◆ Records shown

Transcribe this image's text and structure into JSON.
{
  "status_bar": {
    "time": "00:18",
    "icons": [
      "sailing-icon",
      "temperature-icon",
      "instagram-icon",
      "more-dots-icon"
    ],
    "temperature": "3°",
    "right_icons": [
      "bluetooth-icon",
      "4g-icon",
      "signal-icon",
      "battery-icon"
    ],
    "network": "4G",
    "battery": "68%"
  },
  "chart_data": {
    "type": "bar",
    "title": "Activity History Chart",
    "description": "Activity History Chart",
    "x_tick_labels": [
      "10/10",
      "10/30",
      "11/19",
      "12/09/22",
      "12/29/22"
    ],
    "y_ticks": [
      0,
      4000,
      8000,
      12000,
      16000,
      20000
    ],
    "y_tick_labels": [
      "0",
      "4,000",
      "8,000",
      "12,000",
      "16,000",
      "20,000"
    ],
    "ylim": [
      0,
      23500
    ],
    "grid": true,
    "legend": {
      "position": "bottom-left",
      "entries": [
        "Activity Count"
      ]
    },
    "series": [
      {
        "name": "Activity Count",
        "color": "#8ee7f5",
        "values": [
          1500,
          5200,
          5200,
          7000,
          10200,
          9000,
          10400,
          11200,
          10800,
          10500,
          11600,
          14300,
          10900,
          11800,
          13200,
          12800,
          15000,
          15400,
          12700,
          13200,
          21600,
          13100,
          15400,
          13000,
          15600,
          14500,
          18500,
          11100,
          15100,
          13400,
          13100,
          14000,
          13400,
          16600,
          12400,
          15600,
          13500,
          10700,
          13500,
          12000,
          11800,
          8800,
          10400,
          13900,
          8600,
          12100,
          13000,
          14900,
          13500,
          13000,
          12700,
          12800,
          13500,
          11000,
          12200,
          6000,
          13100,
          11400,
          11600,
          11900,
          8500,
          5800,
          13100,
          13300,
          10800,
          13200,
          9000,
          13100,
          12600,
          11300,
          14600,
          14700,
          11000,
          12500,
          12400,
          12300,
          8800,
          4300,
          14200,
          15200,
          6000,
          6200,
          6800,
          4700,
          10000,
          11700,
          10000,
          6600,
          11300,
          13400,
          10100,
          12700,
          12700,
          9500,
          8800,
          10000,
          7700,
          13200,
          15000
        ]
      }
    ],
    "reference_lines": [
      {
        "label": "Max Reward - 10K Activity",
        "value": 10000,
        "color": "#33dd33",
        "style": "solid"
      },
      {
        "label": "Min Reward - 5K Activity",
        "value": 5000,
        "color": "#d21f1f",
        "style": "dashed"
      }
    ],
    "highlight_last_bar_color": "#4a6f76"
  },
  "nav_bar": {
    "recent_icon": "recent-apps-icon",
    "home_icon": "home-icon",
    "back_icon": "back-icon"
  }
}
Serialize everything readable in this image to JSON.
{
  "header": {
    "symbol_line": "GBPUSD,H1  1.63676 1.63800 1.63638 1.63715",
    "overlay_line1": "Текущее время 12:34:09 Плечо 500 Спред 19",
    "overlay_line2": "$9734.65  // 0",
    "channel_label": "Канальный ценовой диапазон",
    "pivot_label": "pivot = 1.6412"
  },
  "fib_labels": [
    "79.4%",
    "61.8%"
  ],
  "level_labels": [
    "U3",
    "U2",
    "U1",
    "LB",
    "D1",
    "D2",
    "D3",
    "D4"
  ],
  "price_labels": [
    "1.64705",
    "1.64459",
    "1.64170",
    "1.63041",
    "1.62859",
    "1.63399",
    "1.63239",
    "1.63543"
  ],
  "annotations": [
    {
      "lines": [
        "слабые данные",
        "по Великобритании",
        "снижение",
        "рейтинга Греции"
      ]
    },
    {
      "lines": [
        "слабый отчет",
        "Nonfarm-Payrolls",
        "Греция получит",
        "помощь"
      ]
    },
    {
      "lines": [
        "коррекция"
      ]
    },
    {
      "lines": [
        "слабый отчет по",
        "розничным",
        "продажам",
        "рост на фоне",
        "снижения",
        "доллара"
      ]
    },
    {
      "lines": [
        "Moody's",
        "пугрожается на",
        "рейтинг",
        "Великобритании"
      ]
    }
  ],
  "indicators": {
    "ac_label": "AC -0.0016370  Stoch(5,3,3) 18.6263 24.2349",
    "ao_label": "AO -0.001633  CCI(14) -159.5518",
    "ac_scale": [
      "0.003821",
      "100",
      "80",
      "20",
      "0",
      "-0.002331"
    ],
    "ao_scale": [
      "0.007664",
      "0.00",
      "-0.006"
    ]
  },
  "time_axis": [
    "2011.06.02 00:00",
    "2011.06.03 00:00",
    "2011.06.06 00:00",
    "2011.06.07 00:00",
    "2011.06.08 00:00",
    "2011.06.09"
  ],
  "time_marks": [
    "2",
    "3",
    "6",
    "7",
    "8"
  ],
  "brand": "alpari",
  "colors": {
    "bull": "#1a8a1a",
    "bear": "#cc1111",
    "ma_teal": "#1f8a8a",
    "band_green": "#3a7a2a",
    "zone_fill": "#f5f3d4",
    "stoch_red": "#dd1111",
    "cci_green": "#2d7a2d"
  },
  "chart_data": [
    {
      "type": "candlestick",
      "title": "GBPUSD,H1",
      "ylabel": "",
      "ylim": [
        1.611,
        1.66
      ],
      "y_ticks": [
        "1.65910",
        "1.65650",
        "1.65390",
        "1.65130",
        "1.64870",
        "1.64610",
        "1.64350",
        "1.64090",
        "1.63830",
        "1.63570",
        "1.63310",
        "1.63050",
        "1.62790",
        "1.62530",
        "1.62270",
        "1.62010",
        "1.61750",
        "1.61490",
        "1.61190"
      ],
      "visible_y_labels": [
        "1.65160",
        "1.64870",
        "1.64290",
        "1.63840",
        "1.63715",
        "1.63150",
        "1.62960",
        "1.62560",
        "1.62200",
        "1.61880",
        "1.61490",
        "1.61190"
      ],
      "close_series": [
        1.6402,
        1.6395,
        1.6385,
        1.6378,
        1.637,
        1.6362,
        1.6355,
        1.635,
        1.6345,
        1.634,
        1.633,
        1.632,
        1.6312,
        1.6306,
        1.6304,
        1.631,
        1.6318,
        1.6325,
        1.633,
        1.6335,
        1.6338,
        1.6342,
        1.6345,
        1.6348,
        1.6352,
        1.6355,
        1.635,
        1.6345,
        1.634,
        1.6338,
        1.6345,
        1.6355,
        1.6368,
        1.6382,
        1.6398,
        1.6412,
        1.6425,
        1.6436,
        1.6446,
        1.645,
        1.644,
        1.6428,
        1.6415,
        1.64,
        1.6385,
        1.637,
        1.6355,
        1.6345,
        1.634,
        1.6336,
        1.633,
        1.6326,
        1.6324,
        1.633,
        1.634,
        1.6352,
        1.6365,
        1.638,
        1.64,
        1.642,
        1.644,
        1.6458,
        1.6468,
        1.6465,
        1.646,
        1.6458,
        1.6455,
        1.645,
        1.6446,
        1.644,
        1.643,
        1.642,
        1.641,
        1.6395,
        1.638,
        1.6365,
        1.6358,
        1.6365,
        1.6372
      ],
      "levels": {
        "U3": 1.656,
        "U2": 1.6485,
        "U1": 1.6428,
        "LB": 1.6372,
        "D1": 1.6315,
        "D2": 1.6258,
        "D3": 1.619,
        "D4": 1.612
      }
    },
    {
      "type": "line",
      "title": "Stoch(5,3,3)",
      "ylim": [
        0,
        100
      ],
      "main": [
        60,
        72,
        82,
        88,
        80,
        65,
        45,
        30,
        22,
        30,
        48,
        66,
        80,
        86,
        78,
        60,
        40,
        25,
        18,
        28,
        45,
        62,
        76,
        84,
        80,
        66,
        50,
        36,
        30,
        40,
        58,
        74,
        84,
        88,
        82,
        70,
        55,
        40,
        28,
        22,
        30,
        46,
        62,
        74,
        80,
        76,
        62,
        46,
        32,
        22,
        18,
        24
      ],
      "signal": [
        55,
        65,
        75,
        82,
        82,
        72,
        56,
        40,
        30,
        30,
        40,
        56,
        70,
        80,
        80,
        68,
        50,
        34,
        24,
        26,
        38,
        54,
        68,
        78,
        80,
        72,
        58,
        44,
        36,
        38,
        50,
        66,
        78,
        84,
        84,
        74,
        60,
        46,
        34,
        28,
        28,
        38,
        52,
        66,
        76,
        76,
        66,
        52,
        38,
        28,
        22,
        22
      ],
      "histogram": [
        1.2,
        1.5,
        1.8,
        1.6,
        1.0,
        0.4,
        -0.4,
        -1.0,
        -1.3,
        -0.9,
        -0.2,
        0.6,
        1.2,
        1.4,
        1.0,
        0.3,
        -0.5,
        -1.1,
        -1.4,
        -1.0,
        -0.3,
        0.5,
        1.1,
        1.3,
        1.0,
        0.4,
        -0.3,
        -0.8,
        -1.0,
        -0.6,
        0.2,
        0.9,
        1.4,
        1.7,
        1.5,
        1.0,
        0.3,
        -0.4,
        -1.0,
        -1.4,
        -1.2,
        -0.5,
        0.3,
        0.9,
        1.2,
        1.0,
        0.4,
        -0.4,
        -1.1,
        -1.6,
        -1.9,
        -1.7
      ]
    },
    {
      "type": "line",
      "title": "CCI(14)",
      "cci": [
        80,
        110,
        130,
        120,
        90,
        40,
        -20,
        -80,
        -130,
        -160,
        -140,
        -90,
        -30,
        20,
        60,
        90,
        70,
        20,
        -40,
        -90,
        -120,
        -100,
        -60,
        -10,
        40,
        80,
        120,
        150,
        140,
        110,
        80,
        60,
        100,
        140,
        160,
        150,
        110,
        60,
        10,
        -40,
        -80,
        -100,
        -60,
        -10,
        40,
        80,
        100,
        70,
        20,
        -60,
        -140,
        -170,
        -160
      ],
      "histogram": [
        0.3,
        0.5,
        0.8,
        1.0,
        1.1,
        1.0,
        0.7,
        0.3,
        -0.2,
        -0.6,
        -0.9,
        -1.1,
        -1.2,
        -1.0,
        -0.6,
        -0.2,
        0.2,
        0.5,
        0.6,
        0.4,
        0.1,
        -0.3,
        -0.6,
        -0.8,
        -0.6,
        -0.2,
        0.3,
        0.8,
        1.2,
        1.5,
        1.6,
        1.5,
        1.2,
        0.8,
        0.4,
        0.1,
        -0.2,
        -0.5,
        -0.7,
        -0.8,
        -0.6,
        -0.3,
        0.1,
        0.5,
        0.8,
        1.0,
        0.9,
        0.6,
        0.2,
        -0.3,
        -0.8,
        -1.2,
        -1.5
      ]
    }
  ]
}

◆ Task directions
Look through the data above. Find each line with the string "Reward" and copy it.

◆ Solution to the exercise
        "label": "Max Reward - 10K Activity",
        "label": "Min Reward - 5K Activity",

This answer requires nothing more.